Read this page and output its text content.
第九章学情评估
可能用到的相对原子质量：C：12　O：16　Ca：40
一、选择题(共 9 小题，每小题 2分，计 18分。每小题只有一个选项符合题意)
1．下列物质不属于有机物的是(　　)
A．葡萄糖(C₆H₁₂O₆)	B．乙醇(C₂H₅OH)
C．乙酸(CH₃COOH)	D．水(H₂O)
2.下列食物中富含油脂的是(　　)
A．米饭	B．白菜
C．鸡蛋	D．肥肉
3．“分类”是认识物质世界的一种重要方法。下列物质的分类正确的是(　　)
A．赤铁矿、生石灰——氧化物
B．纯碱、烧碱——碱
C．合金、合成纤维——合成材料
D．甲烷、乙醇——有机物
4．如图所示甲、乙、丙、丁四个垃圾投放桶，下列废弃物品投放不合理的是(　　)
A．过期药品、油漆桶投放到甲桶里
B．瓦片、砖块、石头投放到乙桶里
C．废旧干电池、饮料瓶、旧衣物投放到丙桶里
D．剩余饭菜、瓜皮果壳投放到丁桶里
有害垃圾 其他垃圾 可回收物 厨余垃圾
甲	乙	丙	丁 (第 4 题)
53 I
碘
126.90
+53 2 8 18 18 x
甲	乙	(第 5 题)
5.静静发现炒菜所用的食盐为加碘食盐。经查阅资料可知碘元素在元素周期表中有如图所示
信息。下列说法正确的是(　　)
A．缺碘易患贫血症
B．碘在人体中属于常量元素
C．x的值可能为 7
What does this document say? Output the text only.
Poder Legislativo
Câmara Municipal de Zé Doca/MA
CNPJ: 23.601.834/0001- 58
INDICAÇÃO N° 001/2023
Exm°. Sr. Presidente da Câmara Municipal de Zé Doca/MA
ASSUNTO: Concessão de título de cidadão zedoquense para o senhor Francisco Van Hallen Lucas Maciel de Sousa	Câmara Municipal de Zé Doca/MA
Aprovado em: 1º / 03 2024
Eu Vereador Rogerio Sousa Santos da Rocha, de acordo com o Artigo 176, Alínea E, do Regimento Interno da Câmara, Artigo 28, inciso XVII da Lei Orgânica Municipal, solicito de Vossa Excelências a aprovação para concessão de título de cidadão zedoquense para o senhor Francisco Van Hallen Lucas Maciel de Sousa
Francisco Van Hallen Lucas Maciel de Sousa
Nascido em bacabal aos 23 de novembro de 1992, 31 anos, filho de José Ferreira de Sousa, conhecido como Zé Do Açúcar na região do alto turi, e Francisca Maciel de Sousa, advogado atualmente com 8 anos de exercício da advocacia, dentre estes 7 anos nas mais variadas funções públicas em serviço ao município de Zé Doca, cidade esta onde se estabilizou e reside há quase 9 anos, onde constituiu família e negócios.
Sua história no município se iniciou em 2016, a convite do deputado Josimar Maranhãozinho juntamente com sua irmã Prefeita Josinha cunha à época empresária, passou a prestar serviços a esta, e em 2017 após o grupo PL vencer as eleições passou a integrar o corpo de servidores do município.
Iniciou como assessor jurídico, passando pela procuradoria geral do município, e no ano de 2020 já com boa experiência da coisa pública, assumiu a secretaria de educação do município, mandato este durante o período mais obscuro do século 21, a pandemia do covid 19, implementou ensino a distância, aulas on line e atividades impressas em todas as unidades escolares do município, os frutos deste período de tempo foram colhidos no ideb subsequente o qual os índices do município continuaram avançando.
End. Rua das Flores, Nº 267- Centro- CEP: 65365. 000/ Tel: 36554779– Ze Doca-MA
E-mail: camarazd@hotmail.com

# [Problem statement]
Repeat the material above in full, quoting it exactly.

# [Task result]
Read this page and output its text content.
第九章学情评估
可能用到的相对原子质量：C：12　O：16　Ca：40
一、选择题(共 9 小题，每小题 2分，计 18分。每小题只有一个选项符合题意)
1．下列物质不属于有机物的是(　　)
A．葡萄糖(C₆H₁₂O₆)	B．乙醇(C₂H₅OH)
C．乙酸(CH₃COOH)	D．水(H₂O)
2.下列食物中富含油脂的是(　　)
A．米饭	B．白菜
C．鸡蛋	D．肥肉
3．“分类”是认识物质世界的一种重要方法。下列物质的分类正确的是(　　)
A．赤铁矿、生石灰——氧化物
B．纯碱、烧碱——碱
C．合金、合成纤维——合成材料
D．甲烷、乙醇——有机物
4．如图所示甲、乙、丙、丁四个垃圾投放桶，下列废弃物品投放不合理的是(　　)
A．过期药品、油漆桶投放到甲桶里
B．瓦片、砖块、石头投放到乙桶里
C．废旧干电池、饮料瓶、旧衣物投放到丙桶里
D．剩余饭菜、瓜皮果壳投放到丁桶里
有害垃圾 其他垃圾 可回收物 厨余垃圾
甲	乙	丙	丁 (第 4 题)
53 I
碘
126.90
+53 2 8 18 18 x
甲	乙	(第 5 题)
5.静静发现炒菜所用的食盐为加碘食盐。经查阅资料可知碘元素在元素周期表中有如图所示
信息。下列说法正确的是(　　)
A．缺碘易患贫血症
B．碘在人体中属于常量元素
C．x的值可能为 7
What does this document say? Output the text only.
Poder Legislativo
Câmara Municipal de Zé Doca/MA
CNPJ: 23.601.834/0001- 58
INDICAÇÃO N° 001/2023
Exm°. Sr. Presidente da Câmara Municipal de Zé Doca/MA
ASSUNTO: Concessão de título de cidadão zedoquense para o senhor Francisco Van Hallen Lucas Maciel de Sousa	Câmara Municipal de Zé Doca/MA
Aprovado em: 1º / 03 2024
Eu Vereador Rogerio Sousa Santos da Rocha, de acordo com o Artigo 176, Alínea E, do Regimento Interno da Câmara, Artigo 28, inciso XVII da Lei Orgânica Municipal, solicito de Vossa Excelências a aprovação para concessão de título de cidadão zedoquense para o senhor Francisco Van Hallen Lucas Maciel de Sousa
Francisco Van Hallen Lucas Maciel de Sousa
Nascido em bacabal aos 23 de novembro de 1992, 31 anos, filho de José Ferreira de Sousa, conhecido como Zé Do Açúcar na região do alto turi, e Francisca Maciel de Sousa, advogado atualmente com 8 anos de exercício da advocacia, dentre estes 7 anos nas mais variadas funções públicas em serviço ao município de Zé Doca, cidade esta onde se estabilizou e reside há quase 9 anos, onde constituiu família e negócios.
Sua história no município se iniciou em 2016, a convite do deputado Josimar Maranhãozinho juntamente com sua irmã Prefeita Josinha cunha à época empresária, passou a prestar serviços a esta, e em 2017 após o grupo PL vencer as eleições passou a integrar o corpo de servidores do município.
Iniciou como assessor jurídico, passando pela procuradoria geral do município, e no ano de 2020 já com boa experiência da coisa pública, assumiu a secretaria de educação do município, mandato este durante o período mais obscuro do século 21, a pandemia do covid 19, implementou ensino a distância, aulas on line e atividades impressas em todas as unidades escolares do município, os frutos deste período de tempo foram colhidos no ideb subsequente o qual os índices do município continuaram avançando.
End. Rua das Flores, Nº 267- Centro- CEP: 65365. 000/ Tel: 36554779– Ze Doca-MA
E-mail: camarazd@hotmail.com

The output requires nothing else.